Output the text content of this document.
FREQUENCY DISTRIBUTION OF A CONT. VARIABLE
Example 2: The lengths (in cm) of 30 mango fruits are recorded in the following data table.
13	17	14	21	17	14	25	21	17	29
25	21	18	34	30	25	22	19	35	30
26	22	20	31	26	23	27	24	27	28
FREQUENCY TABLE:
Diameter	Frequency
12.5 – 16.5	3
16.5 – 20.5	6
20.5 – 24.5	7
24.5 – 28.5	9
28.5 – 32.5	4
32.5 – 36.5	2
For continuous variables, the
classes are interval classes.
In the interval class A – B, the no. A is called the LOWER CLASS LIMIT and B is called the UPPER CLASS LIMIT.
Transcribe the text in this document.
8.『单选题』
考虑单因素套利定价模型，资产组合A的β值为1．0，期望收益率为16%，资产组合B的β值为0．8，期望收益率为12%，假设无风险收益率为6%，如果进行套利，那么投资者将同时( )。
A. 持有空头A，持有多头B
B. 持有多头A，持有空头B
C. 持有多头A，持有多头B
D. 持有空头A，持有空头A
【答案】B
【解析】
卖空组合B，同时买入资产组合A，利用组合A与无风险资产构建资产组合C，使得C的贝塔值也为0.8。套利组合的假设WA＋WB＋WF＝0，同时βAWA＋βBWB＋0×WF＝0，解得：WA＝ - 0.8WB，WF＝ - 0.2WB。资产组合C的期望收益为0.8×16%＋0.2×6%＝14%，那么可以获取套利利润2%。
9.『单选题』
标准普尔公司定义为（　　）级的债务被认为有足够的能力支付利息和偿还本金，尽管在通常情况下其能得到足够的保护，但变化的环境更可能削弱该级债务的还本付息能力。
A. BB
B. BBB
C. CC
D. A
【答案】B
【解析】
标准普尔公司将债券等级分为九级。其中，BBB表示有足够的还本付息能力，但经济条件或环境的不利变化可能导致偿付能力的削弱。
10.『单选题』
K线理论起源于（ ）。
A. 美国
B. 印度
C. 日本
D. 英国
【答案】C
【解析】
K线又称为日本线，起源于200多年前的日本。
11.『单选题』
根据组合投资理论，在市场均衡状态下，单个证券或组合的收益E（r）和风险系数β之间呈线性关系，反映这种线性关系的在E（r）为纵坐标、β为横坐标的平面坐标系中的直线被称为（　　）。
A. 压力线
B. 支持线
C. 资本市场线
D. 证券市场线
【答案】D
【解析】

- REQUIREMENTS
Give the count of lines containing "document", with no added text.

- REPLY TO THE TASK
2